(Records from a dataset)

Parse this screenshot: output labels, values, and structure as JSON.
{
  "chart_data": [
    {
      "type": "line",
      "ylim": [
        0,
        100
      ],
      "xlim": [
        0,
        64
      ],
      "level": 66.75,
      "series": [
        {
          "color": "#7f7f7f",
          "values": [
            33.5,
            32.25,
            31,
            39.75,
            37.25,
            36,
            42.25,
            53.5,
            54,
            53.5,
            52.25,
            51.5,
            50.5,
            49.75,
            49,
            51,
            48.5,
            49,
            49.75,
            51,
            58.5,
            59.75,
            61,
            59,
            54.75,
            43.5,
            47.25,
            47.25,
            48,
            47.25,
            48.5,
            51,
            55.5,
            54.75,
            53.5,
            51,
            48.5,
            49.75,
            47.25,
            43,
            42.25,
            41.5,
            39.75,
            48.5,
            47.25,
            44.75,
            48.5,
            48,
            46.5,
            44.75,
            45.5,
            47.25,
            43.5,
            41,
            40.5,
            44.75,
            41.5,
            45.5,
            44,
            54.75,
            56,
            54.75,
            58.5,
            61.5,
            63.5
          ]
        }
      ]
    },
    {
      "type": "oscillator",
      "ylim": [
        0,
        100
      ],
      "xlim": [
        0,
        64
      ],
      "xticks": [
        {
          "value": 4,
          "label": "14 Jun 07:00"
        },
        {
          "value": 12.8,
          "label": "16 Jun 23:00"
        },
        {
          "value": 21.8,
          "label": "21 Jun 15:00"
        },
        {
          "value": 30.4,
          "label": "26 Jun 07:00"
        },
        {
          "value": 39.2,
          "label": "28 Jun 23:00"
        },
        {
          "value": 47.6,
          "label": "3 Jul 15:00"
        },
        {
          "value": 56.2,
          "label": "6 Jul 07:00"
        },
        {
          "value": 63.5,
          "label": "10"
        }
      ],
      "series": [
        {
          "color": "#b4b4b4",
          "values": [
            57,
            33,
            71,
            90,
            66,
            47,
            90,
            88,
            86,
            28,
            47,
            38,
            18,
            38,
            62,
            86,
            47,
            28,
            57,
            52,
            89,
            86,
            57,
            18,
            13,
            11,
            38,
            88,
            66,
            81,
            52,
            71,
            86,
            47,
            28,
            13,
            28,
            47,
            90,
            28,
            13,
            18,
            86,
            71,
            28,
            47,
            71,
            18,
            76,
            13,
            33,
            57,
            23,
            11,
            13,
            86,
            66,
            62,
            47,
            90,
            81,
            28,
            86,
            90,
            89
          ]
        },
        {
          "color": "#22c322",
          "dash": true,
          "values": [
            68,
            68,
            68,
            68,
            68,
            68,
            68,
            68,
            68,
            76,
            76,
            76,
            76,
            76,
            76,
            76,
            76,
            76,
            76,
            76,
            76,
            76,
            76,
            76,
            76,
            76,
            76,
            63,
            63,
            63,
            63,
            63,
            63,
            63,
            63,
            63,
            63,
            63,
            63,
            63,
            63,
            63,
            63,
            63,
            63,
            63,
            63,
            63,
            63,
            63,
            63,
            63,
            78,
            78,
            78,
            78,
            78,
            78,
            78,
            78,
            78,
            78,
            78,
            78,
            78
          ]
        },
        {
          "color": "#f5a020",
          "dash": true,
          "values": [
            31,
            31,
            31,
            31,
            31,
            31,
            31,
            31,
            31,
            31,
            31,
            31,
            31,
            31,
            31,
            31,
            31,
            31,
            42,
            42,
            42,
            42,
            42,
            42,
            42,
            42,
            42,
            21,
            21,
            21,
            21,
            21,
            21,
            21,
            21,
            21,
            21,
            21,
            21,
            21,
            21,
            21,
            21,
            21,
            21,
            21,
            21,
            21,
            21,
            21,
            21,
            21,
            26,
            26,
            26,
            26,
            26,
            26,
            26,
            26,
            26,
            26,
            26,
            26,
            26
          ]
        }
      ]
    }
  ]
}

### WRITTEN PROBLEM
Look through the entries and return every line where "color" appears.

### TASK OUTPUT
          "color": "#7f7f7f",
          "color": "#b4b4b4",
          "color": "#22c322",
          "color": "#f5a020",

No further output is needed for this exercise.